The request:
Repeat the material exactly, leaving nothing out.

Dataset items:

"""

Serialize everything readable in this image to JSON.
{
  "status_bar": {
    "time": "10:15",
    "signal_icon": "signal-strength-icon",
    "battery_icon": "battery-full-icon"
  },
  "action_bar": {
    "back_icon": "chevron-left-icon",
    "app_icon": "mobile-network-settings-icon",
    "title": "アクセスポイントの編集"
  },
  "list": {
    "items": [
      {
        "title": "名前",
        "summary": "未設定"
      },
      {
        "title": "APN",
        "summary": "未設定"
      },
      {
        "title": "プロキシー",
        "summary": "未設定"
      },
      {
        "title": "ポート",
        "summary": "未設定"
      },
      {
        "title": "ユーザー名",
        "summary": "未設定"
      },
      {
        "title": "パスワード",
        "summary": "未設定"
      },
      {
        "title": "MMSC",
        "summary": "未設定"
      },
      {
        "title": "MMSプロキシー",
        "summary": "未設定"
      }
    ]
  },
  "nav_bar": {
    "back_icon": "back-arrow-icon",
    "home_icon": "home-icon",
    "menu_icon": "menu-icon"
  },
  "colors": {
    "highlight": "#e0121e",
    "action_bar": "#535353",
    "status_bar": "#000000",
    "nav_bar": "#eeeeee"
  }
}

"""

Answer to the exercise:
Serialize everything readable in this image to JSON.
{
  "status_bar": {
    "time": "10:15",
    "signal_icon": "signal-strength-icon",
    "battery_icon": "battery-full-icon"
  },
  "action_bar": {
    "back_icon": "chevron-left-icon",
    "app_icon": "mobile-network-settings-icon",
    "title": "アクセスポイントの編集"
  },
  "list": {
    "items": [
      {
        "title": "名前",
        "summary": "未設定"
      },
      {
        "title": "APN",
        "summary": "未設定"
      },
      {
        "title": "プロキシー",
        "summary": "未設定"
      },
      {
        "title": "ポート",
        "summary": "未設定"
      },
      {
        "title": "ユーザー名",
        "summary": "未設定"
      },
      {
        "title": "パスワード",
        "summary": "未設定"
      },
      {
        "title": "MMSC",
        "summary": "未設定"
      },
      {
        "title": "MMSプロキシー",
        "summary": "未設定"
      }
    ]
  },
  "nav_bar": {
    "back_icon": "back-arrow-icon",
    "home_icon": "home-icon",
    "menu_icon": "menu-icon"
  },
  "colors": {
    "highlight": "#e0121e",
    "action_bar": "#535353",
    "status_bar": "#000000",
    "nav_bar": "#eeeeee"
  }
}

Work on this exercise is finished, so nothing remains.